▶ Source passage
You Can’t Control What’s Happening Out There. You Can Control This

UK manufacturers are being squeezed from every direction. The businesses that come through it won’t be the luckiest. They’ll be the best led

Let’s not dress it up. It is hard out there right now. Genuinely hard.

Conflict in the Middle East is disrupting shipping routes that global supply chains depend on. Oil prices are volatile. Energy costs remain elevated. Material costs have not come down the way many manufacturers hoped. And consumer confidence, in some sectors, is starting to wobble.

I speak to manufacturing leaders every week. The conversations are different to how they were two or three years ago. There’s more uncertainty in the room. More pressure on margins and more questions without clean answers.

I’m not going to pretend otherwise. That’s not useful to anyone.

But here is what I do know, after 25 years working in and around UK manufacturing:

The businesses that navigate volatile periods best are rarely the ones with the best luck on commodity prices. They’re the ones with the right people making the right calls under pressure.

What’s Actually Driving the Pressure

The disruption in the Red Sea and the broader instability across the Middle East is not a distant problem. For UK manufacturers with global supply chains, it is already arriving on the factory floor.

Here is what I’m hearing on the ground:

  • Lead times stretching, with little warning and limited ability to plan around them
  • Freight costs climbing again, eating directly into already tight margins
  • Energy costs remaining stubbornly high, driven in part by oil market volatility
  • Tier-2 and tier-3 suppliers under serious financial strain
  • Customer confidence softening in certain end markets, creating demand uncertainty on top of supply uncertainty

None of this is temporary. Some of it may get worse before it gets better. The businesses sitting back and waiting for conditions to normalise are making a strategic mistake.

The Football Manager Test

When I think about how manufacturing leaders should be responding right now, I keep coming back to the same analogy.

Think about a football manager under pressure. The ones who survive a difficult run of results are not the ones who blame the fixture list or the weather or bad luck. They are the ones who look honestly at their squad. Who assess where the weaknesses are. They ask whether the team they have is actually the right team for the challenge in front of them.

That takes a particular kind of honesty. Looking in the mirror is harder than looking at the external conditions.

I’d encourage every MD and CEO in UK manufacturing to apply that same test right now.

Not just: do I have a leadership team?

But: do I have the right leadership team for what is coming?

Those are very different questions.

The Leaders You Need Now Are Not Always the Leaders You Have

This is something I see repeatedly. A business builds a leadership team that works well in stable conditions. Decent operators. Good relationships. Solid track record. And then the environment shifts sharply, and it becomes clear that the team was built for a world that no longer exists.

Navigating inflationary pressure, supply chain instability, and margin compression at the same time requires a specific kind of leader. Someone who can hold their nerve under pressure. Who can make fast decisions with incomplete information. Who has the resilience to lead a team through difficult months without losing the room.

That is not just about skills and experience. It is about psychology, values, and behavioural habits under stress. It is about what a person is actually like when things get hard.

▶ Problem description
Please state how many years the writer of the article on UK manufacturing says they have spent working in and around the industry. The items have no connection to the article on UK manufacturing.

▶ Material shown
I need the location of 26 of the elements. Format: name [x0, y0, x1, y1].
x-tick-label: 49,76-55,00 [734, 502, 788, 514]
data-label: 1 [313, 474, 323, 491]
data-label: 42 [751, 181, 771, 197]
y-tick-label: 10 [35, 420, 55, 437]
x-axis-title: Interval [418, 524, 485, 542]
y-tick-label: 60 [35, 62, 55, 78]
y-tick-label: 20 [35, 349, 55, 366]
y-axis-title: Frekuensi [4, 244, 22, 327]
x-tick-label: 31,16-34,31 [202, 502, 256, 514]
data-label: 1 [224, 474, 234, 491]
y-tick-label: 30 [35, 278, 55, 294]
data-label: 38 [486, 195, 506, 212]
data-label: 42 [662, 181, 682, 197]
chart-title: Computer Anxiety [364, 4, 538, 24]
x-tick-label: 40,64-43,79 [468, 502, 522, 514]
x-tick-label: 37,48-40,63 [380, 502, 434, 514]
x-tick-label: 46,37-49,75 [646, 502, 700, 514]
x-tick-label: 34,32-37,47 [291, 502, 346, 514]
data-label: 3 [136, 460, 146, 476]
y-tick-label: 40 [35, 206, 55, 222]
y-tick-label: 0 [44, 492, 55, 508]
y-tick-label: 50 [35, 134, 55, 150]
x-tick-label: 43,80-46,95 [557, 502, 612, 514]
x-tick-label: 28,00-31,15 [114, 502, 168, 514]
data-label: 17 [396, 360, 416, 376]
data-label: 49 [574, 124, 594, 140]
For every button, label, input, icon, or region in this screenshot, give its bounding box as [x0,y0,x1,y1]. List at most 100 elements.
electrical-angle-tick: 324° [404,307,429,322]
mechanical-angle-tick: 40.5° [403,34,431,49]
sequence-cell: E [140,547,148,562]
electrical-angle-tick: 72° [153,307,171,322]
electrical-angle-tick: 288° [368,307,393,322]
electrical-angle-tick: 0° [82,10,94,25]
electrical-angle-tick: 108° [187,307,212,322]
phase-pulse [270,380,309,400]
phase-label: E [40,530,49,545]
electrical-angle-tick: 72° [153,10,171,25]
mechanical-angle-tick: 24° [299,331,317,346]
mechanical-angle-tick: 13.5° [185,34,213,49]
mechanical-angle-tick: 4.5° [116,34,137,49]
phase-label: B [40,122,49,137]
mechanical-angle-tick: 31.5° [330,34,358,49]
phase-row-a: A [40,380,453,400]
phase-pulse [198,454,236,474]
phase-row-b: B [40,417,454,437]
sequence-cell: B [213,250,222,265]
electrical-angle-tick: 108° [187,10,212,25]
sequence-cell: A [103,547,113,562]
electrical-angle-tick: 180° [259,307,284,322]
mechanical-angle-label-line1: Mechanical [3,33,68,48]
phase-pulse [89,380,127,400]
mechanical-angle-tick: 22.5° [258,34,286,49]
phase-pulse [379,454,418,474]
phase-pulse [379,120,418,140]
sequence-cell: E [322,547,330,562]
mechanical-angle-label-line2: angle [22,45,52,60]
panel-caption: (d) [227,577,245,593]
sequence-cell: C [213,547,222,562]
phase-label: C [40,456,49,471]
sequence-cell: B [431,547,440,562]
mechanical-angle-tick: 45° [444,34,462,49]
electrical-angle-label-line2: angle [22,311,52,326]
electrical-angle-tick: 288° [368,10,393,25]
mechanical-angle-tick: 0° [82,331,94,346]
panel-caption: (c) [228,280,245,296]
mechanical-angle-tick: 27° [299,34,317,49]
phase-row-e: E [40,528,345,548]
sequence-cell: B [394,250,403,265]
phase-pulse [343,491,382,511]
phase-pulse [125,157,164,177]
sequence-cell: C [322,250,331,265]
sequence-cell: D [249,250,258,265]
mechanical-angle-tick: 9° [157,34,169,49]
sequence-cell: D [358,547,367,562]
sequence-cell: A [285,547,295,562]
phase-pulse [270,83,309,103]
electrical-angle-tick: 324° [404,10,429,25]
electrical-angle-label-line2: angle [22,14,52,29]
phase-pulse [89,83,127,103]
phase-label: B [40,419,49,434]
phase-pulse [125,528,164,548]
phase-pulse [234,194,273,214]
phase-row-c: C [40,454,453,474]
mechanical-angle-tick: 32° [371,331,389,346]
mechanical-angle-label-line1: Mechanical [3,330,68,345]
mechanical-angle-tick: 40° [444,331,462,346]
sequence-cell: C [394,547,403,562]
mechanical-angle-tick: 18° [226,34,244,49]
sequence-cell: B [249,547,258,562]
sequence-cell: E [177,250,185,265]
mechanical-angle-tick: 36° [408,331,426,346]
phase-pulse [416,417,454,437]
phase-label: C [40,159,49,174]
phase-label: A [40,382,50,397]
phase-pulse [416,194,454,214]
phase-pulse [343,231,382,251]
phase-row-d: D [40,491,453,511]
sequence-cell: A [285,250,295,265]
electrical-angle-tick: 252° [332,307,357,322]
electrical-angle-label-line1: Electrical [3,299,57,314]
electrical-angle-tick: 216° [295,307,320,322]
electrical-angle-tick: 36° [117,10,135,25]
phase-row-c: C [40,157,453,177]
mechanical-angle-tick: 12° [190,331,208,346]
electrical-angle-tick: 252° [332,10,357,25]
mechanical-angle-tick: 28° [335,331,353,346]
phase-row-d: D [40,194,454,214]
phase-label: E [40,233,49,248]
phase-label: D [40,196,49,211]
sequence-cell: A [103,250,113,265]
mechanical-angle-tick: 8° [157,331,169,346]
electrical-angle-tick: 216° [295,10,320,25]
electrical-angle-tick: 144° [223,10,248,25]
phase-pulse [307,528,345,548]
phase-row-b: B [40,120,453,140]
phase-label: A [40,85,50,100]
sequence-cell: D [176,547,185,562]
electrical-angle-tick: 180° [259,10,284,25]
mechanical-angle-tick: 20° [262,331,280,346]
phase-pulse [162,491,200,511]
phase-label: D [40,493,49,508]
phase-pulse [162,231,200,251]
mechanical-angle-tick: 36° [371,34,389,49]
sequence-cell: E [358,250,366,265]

▶ Answer to this exercise
25 years.